AIM –
Give only the number of lines in the records that include the string "nöthig".

STORED DATA –
----------
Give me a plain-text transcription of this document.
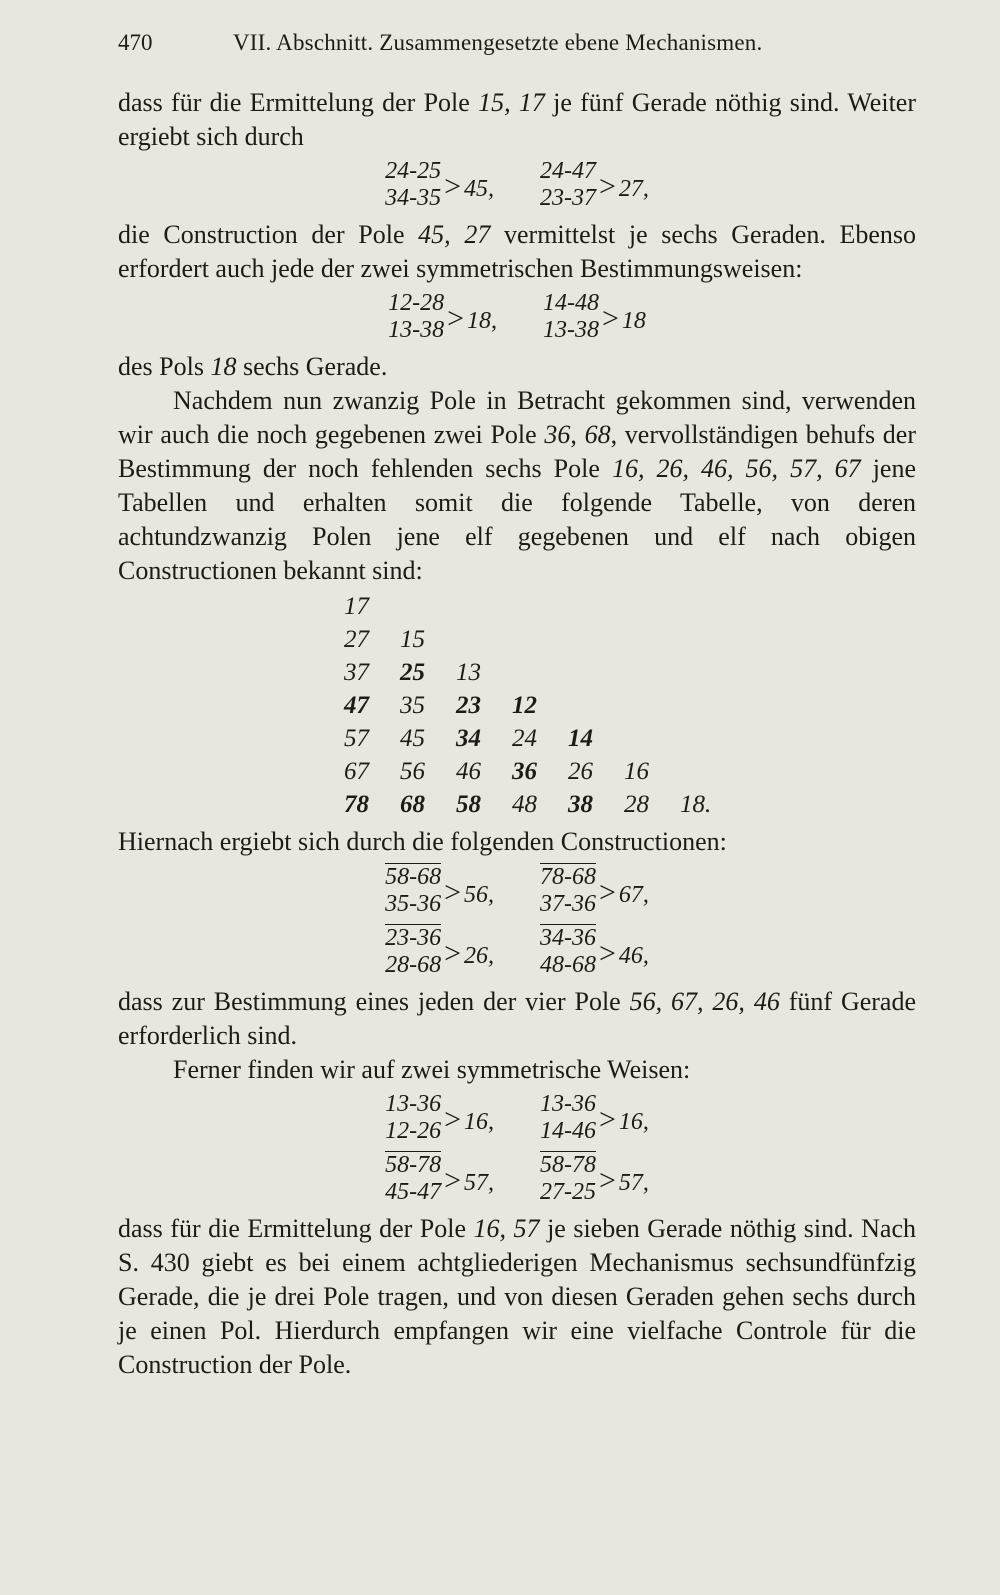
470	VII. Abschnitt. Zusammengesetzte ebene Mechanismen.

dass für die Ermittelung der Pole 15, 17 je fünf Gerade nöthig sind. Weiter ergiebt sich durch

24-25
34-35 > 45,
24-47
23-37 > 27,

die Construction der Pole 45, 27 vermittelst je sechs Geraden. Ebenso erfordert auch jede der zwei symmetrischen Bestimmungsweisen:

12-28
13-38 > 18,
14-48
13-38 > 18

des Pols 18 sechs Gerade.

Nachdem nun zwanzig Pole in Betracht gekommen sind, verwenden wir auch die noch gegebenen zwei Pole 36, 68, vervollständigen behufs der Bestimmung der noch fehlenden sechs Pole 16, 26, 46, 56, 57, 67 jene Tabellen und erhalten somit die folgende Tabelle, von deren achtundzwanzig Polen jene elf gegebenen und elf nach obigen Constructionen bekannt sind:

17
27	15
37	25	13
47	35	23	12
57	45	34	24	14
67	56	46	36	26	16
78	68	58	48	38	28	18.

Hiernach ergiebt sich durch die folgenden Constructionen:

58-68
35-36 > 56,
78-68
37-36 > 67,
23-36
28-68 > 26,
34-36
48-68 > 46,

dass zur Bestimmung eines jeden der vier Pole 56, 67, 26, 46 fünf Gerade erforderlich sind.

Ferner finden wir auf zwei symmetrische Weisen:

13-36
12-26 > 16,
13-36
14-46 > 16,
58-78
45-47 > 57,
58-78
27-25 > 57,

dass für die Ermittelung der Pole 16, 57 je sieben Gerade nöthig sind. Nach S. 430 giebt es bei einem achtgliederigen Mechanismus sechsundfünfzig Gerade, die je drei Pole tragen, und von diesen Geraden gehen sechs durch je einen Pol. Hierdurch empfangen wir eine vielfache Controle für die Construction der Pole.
----------
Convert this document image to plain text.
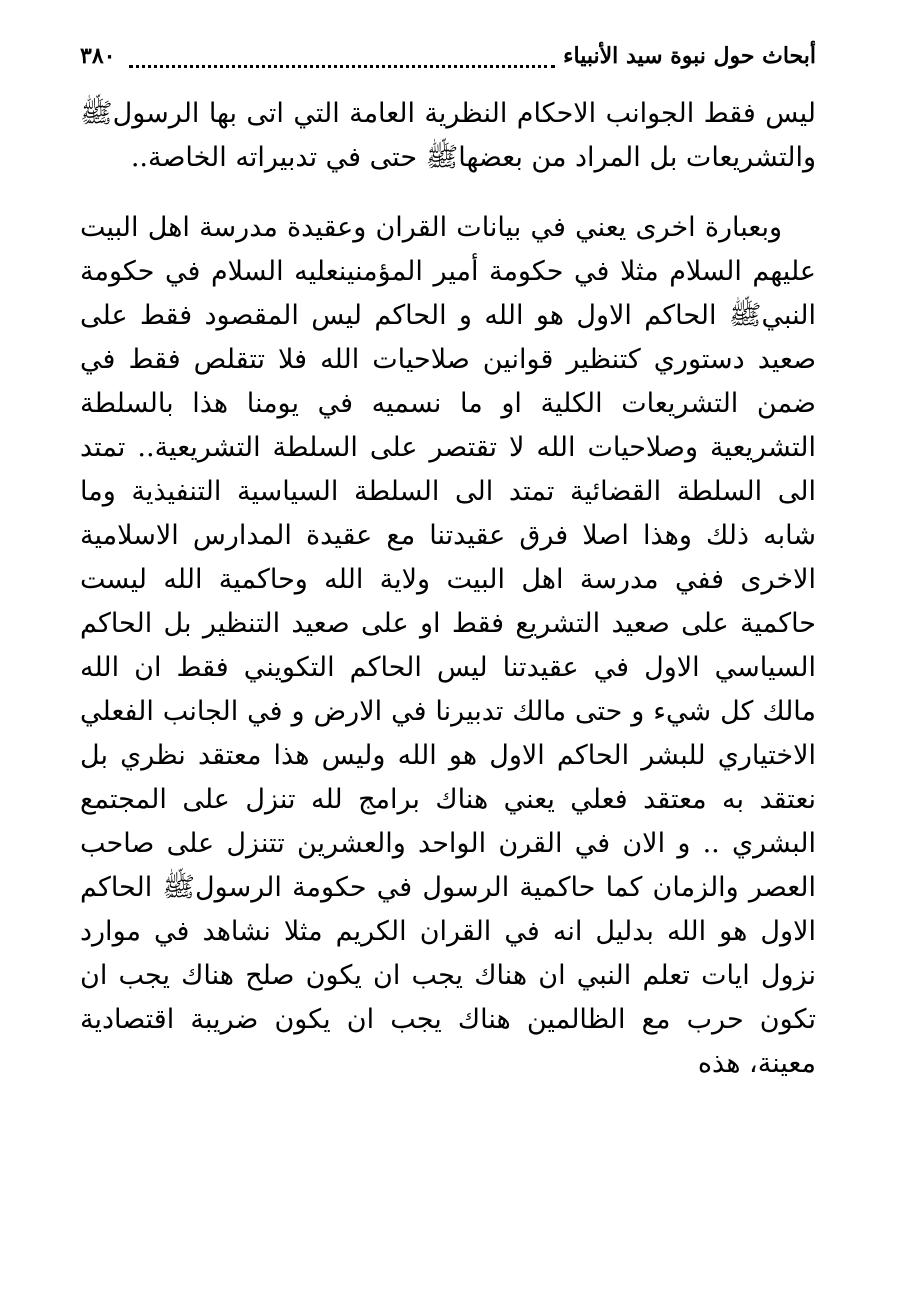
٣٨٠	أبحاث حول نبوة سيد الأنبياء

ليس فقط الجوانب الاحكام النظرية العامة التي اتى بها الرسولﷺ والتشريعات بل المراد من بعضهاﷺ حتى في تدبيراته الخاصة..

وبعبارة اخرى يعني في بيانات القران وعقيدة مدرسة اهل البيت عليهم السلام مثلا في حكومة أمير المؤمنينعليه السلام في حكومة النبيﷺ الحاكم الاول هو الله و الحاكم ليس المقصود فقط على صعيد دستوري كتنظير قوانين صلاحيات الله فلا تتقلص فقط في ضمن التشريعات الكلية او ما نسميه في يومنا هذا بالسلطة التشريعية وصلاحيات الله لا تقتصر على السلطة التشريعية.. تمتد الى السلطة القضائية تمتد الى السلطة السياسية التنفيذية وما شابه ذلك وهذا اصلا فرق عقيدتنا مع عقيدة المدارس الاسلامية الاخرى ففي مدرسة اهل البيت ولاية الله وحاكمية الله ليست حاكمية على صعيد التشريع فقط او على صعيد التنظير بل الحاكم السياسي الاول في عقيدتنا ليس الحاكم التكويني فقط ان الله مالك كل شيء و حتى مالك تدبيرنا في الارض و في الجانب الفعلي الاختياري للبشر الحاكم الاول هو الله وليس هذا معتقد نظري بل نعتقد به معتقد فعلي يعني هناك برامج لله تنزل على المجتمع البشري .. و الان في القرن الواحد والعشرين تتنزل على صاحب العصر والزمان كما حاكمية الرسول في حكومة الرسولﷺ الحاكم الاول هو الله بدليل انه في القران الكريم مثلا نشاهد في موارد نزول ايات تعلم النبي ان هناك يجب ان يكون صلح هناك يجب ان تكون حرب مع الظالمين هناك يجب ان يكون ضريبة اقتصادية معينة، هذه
----------
WRITTEN RESPONSE –
2